**WHAT THE TASK REQUIRES**:
Copy out, unchanged, every line of the records from the line holding "panel-d-point bbox=[472, 493, 479, 500]" through the line holding "panel-a-point bbox=[98, 45, 103, 51]", including both of those lines.

**MATERIAL TO PROCESS**:
>> begin

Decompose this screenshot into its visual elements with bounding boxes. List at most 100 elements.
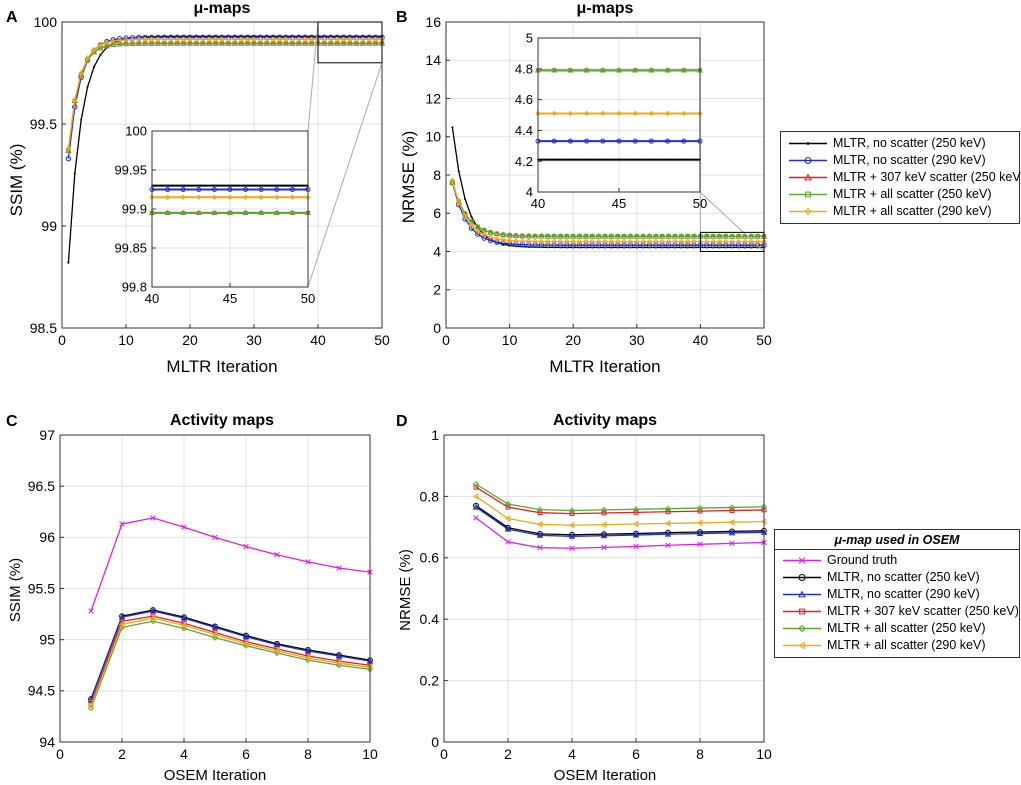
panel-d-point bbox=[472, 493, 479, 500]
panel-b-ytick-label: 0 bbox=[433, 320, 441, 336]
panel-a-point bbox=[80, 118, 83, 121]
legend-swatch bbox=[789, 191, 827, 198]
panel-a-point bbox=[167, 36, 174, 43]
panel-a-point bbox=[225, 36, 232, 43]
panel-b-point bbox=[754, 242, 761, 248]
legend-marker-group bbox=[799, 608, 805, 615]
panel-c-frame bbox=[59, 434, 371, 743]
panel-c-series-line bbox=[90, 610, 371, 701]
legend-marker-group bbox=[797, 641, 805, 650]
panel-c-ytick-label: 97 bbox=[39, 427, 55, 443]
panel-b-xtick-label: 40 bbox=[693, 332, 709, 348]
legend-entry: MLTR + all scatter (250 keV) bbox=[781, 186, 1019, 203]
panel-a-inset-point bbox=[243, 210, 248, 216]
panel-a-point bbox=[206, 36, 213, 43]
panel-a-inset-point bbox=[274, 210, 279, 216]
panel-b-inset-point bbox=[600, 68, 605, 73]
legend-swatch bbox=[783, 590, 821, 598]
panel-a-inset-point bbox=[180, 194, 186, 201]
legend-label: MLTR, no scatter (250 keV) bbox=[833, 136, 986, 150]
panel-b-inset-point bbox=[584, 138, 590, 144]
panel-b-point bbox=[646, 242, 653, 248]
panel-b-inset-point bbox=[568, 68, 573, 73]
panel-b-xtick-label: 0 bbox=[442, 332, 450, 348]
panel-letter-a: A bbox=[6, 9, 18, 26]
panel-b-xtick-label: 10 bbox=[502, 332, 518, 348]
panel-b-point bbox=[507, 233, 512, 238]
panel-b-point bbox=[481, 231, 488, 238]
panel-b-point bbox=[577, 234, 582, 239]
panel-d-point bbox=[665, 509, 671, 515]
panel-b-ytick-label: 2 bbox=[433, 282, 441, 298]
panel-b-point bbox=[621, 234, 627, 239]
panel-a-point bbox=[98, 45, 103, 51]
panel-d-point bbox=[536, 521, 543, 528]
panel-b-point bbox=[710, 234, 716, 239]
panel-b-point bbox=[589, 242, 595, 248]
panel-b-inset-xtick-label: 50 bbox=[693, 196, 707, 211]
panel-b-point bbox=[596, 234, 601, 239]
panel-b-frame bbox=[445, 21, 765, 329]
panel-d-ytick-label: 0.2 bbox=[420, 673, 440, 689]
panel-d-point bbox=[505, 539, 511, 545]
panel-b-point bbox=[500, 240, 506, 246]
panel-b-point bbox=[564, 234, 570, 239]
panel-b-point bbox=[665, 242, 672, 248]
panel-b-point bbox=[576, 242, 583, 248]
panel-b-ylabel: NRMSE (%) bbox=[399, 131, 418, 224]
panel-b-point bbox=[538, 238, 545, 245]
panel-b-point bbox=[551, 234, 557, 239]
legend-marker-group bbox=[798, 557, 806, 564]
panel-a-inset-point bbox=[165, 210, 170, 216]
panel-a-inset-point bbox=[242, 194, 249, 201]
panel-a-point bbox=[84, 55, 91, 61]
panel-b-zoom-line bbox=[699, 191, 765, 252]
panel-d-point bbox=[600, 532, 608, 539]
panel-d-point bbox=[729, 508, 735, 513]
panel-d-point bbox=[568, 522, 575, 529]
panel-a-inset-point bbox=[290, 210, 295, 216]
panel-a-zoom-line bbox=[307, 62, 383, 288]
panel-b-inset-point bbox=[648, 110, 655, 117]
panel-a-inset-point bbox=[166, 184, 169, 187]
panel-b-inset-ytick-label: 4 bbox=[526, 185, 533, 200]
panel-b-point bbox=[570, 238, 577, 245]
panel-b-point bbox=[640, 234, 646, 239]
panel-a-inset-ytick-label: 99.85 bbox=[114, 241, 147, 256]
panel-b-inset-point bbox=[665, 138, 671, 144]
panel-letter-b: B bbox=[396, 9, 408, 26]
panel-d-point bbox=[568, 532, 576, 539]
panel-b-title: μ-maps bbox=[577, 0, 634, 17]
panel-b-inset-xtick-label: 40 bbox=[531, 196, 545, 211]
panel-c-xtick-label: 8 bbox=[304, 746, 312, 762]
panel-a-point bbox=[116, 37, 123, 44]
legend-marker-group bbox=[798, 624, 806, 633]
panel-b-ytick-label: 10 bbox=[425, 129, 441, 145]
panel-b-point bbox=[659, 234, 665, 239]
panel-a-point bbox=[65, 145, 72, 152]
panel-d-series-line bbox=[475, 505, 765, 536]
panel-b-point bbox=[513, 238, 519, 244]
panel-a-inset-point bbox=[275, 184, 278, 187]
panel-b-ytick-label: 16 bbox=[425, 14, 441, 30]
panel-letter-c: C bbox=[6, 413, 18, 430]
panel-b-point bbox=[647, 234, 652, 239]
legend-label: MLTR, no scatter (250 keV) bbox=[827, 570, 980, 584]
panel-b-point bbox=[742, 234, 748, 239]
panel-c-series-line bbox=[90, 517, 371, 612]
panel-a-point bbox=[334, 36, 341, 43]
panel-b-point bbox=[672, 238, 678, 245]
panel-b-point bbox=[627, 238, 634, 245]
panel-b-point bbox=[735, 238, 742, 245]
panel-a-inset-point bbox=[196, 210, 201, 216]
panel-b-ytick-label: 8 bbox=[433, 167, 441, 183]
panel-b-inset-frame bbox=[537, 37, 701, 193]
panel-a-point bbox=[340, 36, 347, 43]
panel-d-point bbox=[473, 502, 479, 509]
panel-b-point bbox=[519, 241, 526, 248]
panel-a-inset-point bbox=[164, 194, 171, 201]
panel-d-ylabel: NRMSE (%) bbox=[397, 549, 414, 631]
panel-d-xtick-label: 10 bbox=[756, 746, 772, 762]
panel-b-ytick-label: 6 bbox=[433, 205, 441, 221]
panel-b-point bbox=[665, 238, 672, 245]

>> end

**REPLY TO THE TASK**:
panel-d-point bbox=[472, 493, 479, 500]
panel-b-ytick-label: 0 bbox=[433, 320, 441, 336]
panel-a-point bbox=[80, 118, 83, 121]
legend-swatch bbox=[789, 191, 827, 198]
panel-a-point bbox=[167, 36, 174, 43]
panel-a-point bbox=[225, 36, 232, 43]
panel-b-point bbox=[754, 242, 761, 248]
legend-marker-group bbox=[799, 608, 805, 615]
panel-c-frame bbox=[59, 434, 371, 743]
panel-c-series-line bbox=[90, 610, 371, 701]
legend-marker-group bbox=[797, 641, 805, 650]
panel-c-ytick-label: 97 bbox=[39, 427, 55, 443]
panel-b-xtick-label: 40 bbox=[693, 332, 709, 348]
legend-entry: MLTR + all scatter (250 keV) bbox=[781, 186, 1019, 203]
panel-a-inset-point bbox=[243, 210, 248, 216]
panel-a-point bbox=[206, 36, 213, 43]
panel-a-inset-point bbox=[274, 210, 279, 216]
panel-b-inset-point bbox=[600, 68, 605, 73]
legend-swatch bbox=[783, 590, 821, 598]
panel-a-inset-point bbox=[180, 194, 186, 201]
legend-label: MLTR, no scatter (250 keV) bbox=[833, 136, 986, 150]
panel-b-inset-point bbox=[584, 138, 590, 144]
panel-b-point bbox=[646, 242, 653, 248]
panel-b-inset-point bbox=[568, 68, 573, 73]
panel-b-xtick-label: 0 bbox=[442, 332, 450, 348]
panel-letter-a: A bbox=[6, 9, 18, 26]
panel-b-xtick-label: 10 bbox=[502, 332, 518, 348]
panel-b-point bbox=[507, 233, 512, 238]
panel-b-point bbox=[481, 231, 488, 238]
panel-b-point bbox=[577, 234, 582, 239]
panel-d-point bbox=[665, 509, 671, 515]
panel-b-ytick-label: 2 bbox=[433, 282, 441, 298]
panel-b-point bbox=[621, 234, 627, 239]
panel-a-point bbox=[98, 45, 103, 51]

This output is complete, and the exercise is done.